PROMPT: Return the full material exactly.

MATERIAL SHOWN:
--

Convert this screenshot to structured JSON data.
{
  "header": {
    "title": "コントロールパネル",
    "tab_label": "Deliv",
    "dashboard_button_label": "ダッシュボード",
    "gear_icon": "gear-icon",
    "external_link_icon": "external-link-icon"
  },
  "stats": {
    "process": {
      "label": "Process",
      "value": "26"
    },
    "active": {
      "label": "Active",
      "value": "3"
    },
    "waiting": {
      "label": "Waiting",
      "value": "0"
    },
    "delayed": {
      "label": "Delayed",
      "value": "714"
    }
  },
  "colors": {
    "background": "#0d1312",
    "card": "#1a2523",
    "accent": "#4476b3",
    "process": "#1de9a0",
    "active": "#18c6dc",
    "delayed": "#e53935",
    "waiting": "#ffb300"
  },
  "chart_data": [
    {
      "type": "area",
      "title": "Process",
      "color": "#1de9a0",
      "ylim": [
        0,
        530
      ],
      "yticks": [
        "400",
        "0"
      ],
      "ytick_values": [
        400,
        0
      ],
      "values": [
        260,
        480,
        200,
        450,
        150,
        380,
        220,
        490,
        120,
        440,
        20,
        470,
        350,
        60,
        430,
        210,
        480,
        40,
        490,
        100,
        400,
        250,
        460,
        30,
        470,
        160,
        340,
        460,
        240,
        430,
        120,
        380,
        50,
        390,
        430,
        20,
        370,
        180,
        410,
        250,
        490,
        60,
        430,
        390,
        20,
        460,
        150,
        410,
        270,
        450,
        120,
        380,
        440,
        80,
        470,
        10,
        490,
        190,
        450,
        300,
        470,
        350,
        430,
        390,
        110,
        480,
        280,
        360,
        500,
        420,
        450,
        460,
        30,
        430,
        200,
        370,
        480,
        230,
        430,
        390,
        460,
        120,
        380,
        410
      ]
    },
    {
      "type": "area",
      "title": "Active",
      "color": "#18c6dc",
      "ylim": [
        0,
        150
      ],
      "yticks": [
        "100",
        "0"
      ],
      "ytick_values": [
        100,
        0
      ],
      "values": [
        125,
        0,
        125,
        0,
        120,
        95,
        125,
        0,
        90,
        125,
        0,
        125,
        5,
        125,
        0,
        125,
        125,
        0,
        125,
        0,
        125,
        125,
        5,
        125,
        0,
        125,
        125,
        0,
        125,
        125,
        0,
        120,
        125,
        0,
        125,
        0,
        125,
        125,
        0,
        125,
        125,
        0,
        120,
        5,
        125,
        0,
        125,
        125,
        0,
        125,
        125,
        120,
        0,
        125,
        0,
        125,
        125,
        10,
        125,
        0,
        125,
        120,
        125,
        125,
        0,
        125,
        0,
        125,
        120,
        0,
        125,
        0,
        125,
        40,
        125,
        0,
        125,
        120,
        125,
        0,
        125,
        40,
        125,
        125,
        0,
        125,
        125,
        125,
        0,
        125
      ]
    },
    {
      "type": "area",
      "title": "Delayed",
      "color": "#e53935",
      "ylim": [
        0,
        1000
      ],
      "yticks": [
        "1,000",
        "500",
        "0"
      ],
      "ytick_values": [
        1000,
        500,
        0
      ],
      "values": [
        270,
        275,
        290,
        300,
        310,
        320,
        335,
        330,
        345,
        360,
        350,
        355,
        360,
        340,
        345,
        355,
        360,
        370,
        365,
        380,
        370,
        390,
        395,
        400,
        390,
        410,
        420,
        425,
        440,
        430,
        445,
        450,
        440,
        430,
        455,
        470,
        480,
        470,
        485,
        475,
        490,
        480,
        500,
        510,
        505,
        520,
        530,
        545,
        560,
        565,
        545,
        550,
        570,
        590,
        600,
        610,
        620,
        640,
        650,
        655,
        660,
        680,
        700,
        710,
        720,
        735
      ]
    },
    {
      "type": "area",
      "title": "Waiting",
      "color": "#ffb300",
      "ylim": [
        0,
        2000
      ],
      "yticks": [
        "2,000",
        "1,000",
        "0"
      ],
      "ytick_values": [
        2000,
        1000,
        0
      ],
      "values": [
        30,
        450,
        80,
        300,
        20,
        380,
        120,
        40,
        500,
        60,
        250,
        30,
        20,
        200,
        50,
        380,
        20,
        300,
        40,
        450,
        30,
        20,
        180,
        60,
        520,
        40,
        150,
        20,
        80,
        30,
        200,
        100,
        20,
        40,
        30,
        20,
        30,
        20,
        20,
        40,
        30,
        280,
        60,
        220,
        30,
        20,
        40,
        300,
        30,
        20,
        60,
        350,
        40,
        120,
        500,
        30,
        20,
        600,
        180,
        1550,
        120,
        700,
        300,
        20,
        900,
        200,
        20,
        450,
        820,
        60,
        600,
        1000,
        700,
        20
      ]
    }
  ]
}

--

FINAL RESULT:
Convert this screenshot to structured JSON data.
{
  "header": {
    "title": "コントロールパネル",
    "tab_label": "Deliv",
    "dashboard_button_label": "ダッシュボード",
    "gear_icon": "gear-icon",
    "external_link_icon": "external-link-icon"
  },
  "stats": {
    "process": {
      "label": "Process",
      "value": "26"
    },
    "active": {
      "label": "Active",
      "value": "3"
    },
    "waiting": {
      "label": "Waiting",
      "value": "0"
    },
    "delayed": {
      "label": "Delayed",
      "value": "714"
    }
  },
  "colors": {
    "background": "#0d1312",
    "card": "#1a2523",
    "accent": "#4476b3",
    "process": "#1de9a0",
    "active": "#18c6dc",
    "delayed": "#e53935",
    "waiting": "#ffb300"
  },
  "chart_data": [
    {
      "type": "area",
      "title": "Process",
      "color": "#1de9a0",
      "ylim": [
        0,
        530
      ],
      "yticks": [
        "400",
        "0"
      ],
      "ytick_values": [
        400,
        0
      ],
      "values": [
        260,
        480,
        200,
        450,
        150,
        380,
        220,
        490,
        120,
        440,
        20,
        470,
        350,
        60,
        430,
        210,
        480,
        40,
        490,
        100,
        400,
        250,
        460,
        30,
        470,
        160,
        340,
        460,
        240,
        430,
        120,
        380,
        50,
        390,
        430,
        20,
        370,
        180,
        410,
        250,
        490,
        60,
        430,
        390,
        20,
        460,
        150,
        410,
        270,
        450,
        120,
        380,
        440,
        80,
        470,
        10,
        490,
        190,
        450,
        300,
        470,
        350,
        430,
        390,
        110,
        480,
        280,
        360,
        500,
        420,
        450,
        460,
        30,
        430,
        200,
        370,
        480,
        230,
        430,
        390,
        460,
        120,
        380,
        410
      ]
    },
    {
      "type": "area",
      "title": "Active",
      "color": "#18c6dc",
      "ylim": [
        0,
        150
      ],
      "yticks": [
        "100",
        "0"
      ],
      "ytick_values": [
        100,
        0
      ],
      "values": [
        125,
        0,
        125,
        0,
        120,
        95,
        125,
        0,
        90,
        125,
        0,
        125,
        5,
        125,
        0,
        125,
        125,
        0,
        125,
        0,
        125,
        125,
        5,
        125,
        0,
        125,
        125,
        0,
        125,
        125,
        0,
        120,
        125,
        0,
        125,
        0,
        125,
        125,
        0,
        125,
        125,
        0,
        120,
        5,
        125,
        0,
        125,
        125,
        0,
        125,
        125,
        120,
        0,
        125,
        0,
        125,
        125,
        10,
        125,
        0,
        125,
        120,
        125,
        125,
        0,
        125,
        0,
        125,
        120,
        0,
        125,
        0,
        125,
        40,
        125,
        0,
        125,
        120,
        125,
        0,
        125,
        40,
        125,
        125,
        0,
        125,
        125,
        125,
        0,
        125
      ]
    },
    {
      "type": "area",
      "title": "Delayed",
      "color": "#e53935",
      "ylim": [
        0,
        1000
      ],
      "yticks": [
        "1,000",
        "500",
        "0"
      ],
      "ytick_values": [
        1000,
        500,
        0
      ],
      "values": [
        270,
        275,
        290,
        300,
        310,
        320,
        335,
        330,
        345,
        360,
        350,
        355,
        360,
        340,
        345,
        355,
        360,
        370,
        365,
        380,
        370,
        390,
        395,
        400,
        390,
        410,
        420,
        425,
        440,
        430,
        445,
        450,
        440,
        430,
        455,
        470,
        480,
        470,
        485,
        475,
        490,
        480,
        500,
        510,
        505,
        520,
        530,
        545,
        560,
        565,
        545,
        550,
        570,
        590,
        600,
        610,
        620,
        640,
        650,
        655,
        660,
        680,
        700,
        710,
        720,
        735
      ]
    },
    {
      "type": "area",
      "title": "Waiting",
      "color": "#ffb300",
      "ylim": [
        0,
        2000
      ],
      "yticks": [
        "2,000",
        "1,000",
        "0"
      ],
      "ytick_values": [
        2000,
        1000,
        0
      ],
      "values": [
        30,
        450,
        80,
        300,
        20,
        380,
        120,
        40,
        500,
        60,
        250,
        30,
        20,
        200,
        50,
        380,
        20,
        300,
        40,
        450,
        30,
        20,
        180,
        60,
        520,
        40,
        150,
        20,
        80,
        30,
        200,
        100,
        20,
        40,
        30,
        20,
        30,
        20,
        20,
        40,
        30,
        280,
        60,
        220,
        30,
        20,
        40,
        300,
        30,
        20,
        60,
        350,
        40,
        120,
        500,
        30,
        20,
        600,
        180,
        1550,
        120,
        700,
        300,
        20,
        900,
        200,
        20,
        450,
        820,
        60,
        600,
        1000,
        700,
        20
      ]
    }
  ]
}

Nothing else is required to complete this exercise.